## EXTRAIT FOURNI
Althia Raj : Pour la première question, c'est… je ne suis pas politologue, c'est pas quelque chose que j'ai étudié en profondeur, mais ce qu'on nous dit, ce qu'on nous rapporte, c'est que la plupart des gens, en fait, lisent leurs nouvelles ou lisaient leurs nouvelles sur les médias sociaux, comme surtout Facebook, un peu moins Twitter. Nous, les journalistes politiques, on passe beaucoup de temps sur Twitter, mais la plupart des Canadiens ne passent pas… en fait, ils passent pas du temps sur Twitter. C'est pas du tout représentatif de la population, puis je ne suis même pas certaine si la plupart des gens qui me suivent c'est vraiment des vraies personnes ou c'est toutes des robots.

## LIGNES DE DONNÉES
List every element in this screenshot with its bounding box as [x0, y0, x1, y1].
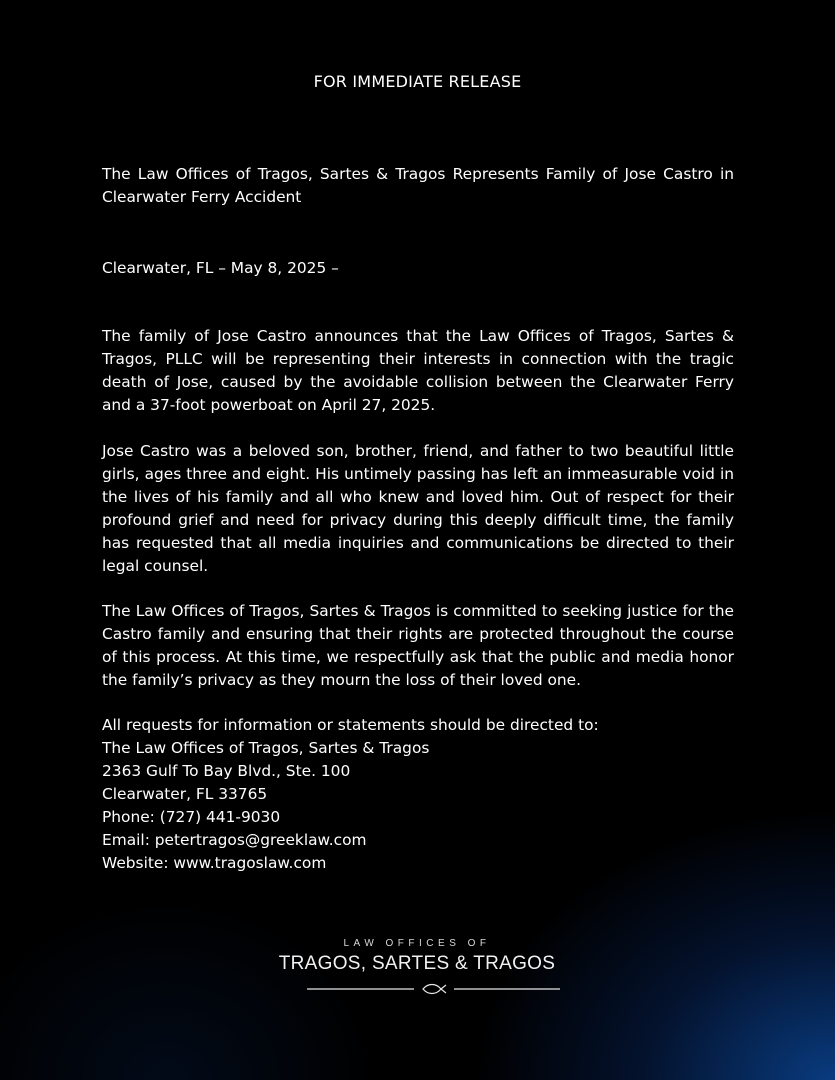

## TRAVAIL DEMANDÉ
Restituez l'extrait fourni dans son intégralité, mot pour mot. Les données ne sont pas utiles à ce travail.

## CORRIGÉ
Althia Raj : Pour la première question, c'est… je ne suis pas politologue, c'est pas quelque chose que j'ai étudié en profondeur, mais ce qu'on nous dit, ce qu'on nous rapporte, c'est que la plupart des gens, en fait, lisent leurs nouvelles ou lisaient leurs nouvelles sur les médias sociaux, comme surtout Facebook, un peu moins Twitter. Nous, les journalistes politiques, on passe beaucoup de temps sur Twitter, mais la plupart des Canadiens ne passent pas… en fait, ils passent pas du temps sur Twitter. C'est pas du tout représentatif de la population, puis je ne suis même pas certaine si la plupart des gens qui me suivent c'est vraiment des vraies personnes ou c'est toutes des robots.